[Data records]
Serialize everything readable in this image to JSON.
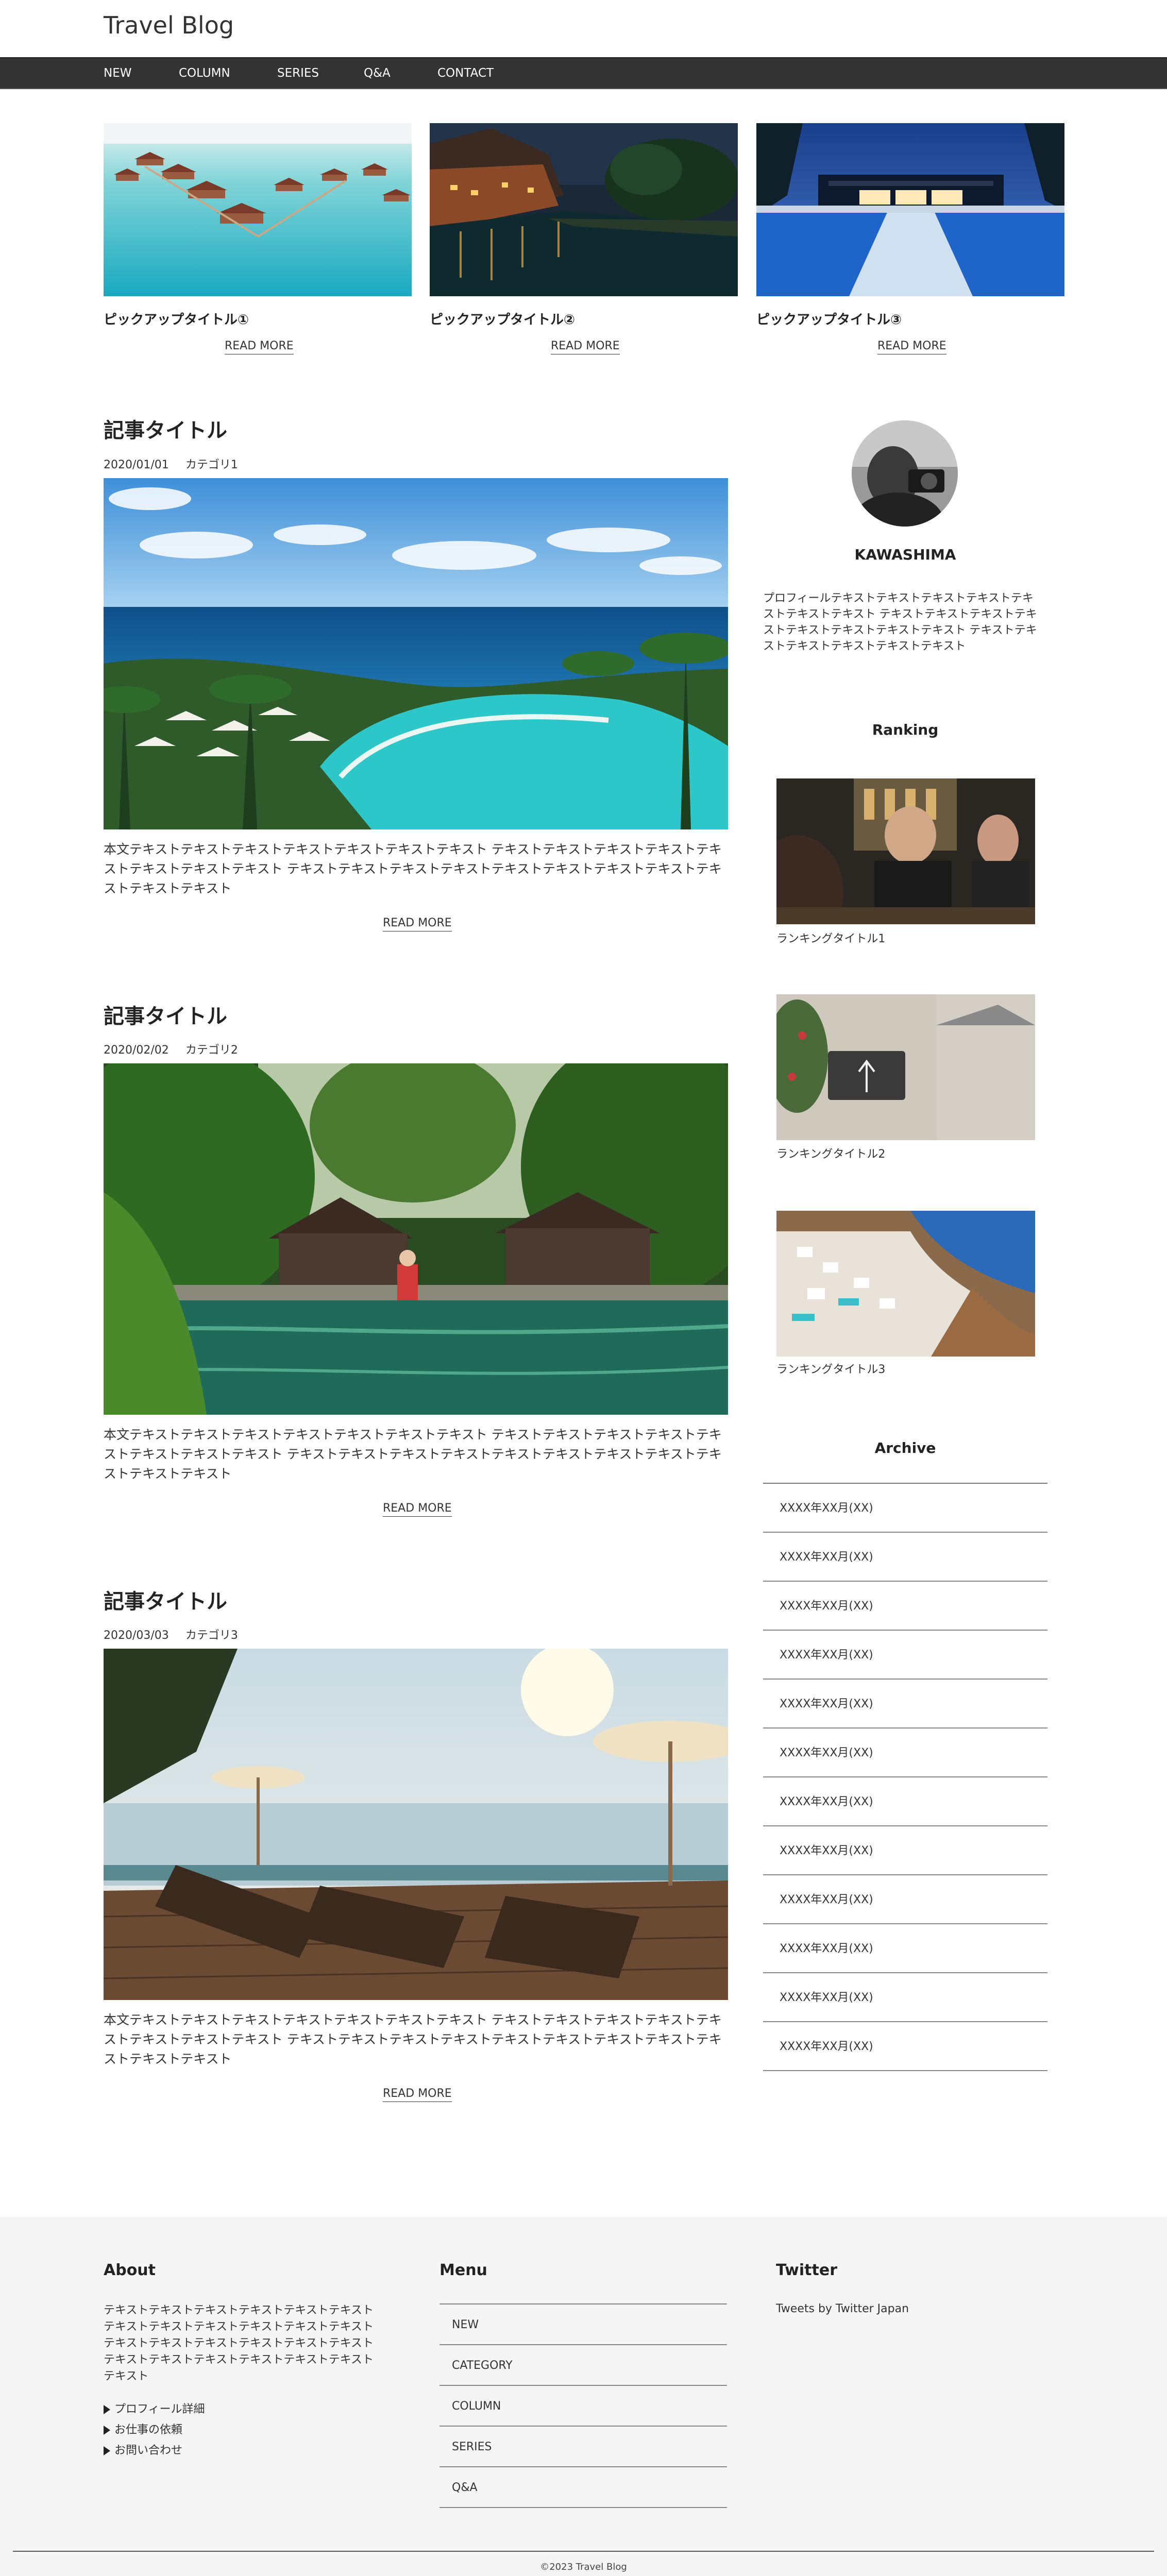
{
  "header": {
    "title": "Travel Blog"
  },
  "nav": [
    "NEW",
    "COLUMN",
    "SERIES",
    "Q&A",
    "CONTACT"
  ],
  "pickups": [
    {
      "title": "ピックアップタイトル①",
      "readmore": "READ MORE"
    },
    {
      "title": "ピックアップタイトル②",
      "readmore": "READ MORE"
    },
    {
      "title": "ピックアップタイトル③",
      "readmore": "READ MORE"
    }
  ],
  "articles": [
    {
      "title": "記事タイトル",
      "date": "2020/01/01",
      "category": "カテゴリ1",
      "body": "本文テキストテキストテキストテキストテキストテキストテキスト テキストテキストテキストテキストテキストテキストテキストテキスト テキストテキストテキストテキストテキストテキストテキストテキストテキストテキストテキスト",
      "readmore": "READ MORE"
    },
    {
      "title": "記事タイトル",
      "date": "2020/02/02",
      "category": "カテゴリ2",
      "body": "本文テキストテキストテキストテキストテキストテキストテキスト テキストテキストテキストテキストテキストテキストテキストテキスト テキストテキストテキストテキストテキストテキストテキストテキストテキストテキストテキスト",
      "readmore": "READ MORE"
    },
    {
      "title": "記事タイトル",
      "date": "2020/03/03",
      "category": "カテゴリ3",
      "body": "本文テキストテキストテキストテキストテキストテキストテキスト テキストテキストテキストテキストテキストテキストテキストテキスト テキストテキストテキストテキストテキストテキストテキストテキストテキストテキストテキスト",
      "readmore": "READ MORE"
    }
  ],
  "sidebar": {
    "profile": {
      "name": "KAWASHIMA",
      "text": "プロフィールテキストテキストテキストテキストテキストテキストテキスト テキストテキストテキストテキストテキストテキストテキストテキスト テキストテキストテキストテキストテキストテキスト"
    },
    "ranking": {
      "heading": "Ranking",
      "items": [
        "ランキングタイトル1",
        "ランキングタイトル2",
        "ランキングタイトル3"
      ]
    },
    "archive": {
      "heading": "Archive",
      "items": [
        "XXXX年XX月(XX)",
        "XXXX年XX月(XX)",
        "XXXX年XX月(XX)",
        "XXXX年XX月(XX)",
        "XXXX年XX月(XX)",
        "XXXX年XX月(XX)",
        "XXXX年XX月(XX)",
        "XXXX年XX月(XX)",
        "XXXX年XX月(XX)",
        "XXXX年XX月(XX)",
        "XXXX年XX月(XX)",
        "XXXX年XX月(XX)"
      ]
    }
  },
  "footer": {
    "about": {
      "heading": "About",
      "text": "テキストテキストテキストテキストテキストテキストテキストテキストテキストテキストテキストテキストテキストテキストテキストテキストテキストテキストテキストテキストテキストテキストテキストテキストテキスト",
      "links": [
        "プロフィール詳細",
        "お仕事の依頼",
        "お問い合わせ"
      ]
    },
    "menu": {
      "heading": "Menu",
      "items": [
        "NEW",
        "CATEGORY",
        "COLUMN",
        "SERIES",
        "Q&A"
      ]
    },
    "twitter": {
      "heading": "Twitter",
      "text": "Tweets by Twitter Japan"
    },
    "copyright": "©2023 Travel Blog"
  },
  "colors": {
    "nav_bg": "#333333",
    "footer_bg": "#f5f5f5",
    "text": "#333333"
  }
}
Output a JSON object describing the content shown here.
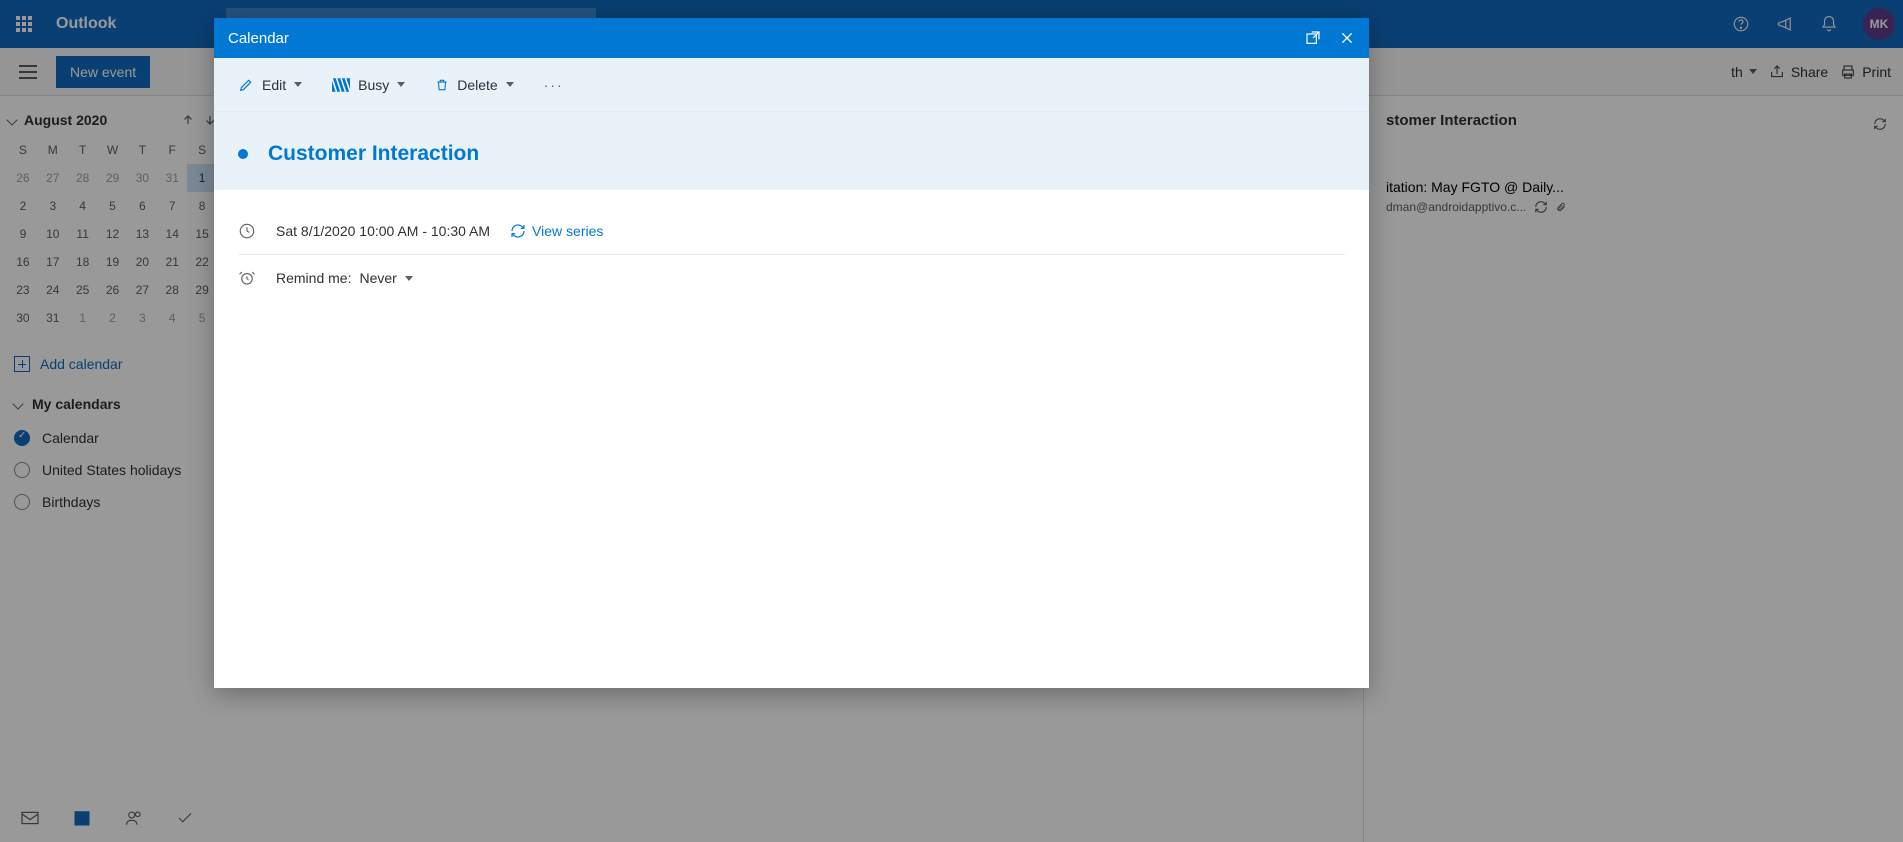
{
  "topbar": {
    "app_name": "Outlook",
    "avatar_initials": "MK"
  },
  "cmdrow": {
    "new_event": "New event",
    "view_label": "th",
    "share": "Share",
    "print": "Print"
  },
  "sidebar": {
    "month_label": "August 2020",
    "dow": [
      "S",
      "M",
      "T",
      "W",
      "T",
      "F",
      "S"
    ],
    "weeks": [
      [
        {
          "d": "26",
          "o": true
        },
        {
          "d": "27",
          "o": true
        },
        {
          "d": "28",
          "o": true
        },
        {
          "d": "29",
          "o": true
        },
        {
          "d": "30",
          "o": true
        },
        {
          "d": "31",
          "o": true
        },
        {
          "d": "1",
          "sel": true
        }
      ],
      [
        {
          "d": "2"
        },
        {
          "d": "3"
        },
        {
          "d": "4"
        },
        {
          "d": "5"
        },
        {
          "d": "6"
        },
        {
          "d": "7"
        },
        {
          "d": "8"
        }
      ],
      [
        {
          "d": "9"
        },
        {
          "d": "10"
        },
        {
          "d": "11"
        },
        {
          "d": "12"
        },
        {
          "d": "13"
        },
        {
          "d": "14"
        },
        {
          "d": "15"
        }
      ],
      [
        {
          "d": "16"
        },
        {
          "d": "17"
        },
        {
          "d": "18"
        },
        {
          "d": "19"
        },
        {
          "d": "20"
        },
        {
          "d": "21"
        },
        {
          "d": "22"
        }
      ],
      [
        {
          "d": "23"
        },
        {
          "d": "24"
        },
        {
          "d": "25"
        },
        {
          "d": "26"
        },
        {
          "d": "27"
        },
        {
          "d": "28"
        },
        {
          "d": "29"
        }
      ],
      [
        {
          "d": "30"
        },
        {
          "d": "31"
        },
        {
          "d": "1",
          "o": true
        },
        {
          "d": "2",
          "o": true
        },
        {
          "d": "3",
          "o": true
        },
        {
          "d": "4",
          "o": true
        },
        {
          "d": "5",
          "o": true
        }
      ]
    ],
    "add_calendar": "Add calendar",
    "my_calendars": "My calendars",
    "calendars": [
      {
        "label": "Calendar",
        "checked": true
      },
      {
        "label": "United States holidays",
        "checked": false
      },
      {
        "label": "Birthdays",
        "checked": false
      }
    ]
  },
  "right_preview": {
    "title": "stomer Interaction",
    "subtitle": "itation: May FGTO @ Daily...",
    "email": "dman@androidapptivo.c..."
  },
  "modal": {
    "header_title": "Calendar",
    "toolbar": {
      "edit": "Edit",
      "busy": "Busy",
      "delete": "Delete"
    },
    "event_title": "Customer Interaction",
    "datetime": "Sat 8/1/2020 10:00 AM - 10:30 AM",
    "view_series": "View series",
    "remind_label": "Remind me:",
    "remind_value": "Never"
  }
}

What to produce> How many of the lines above contain the string "Travel"? Give the number only.

Task result> 2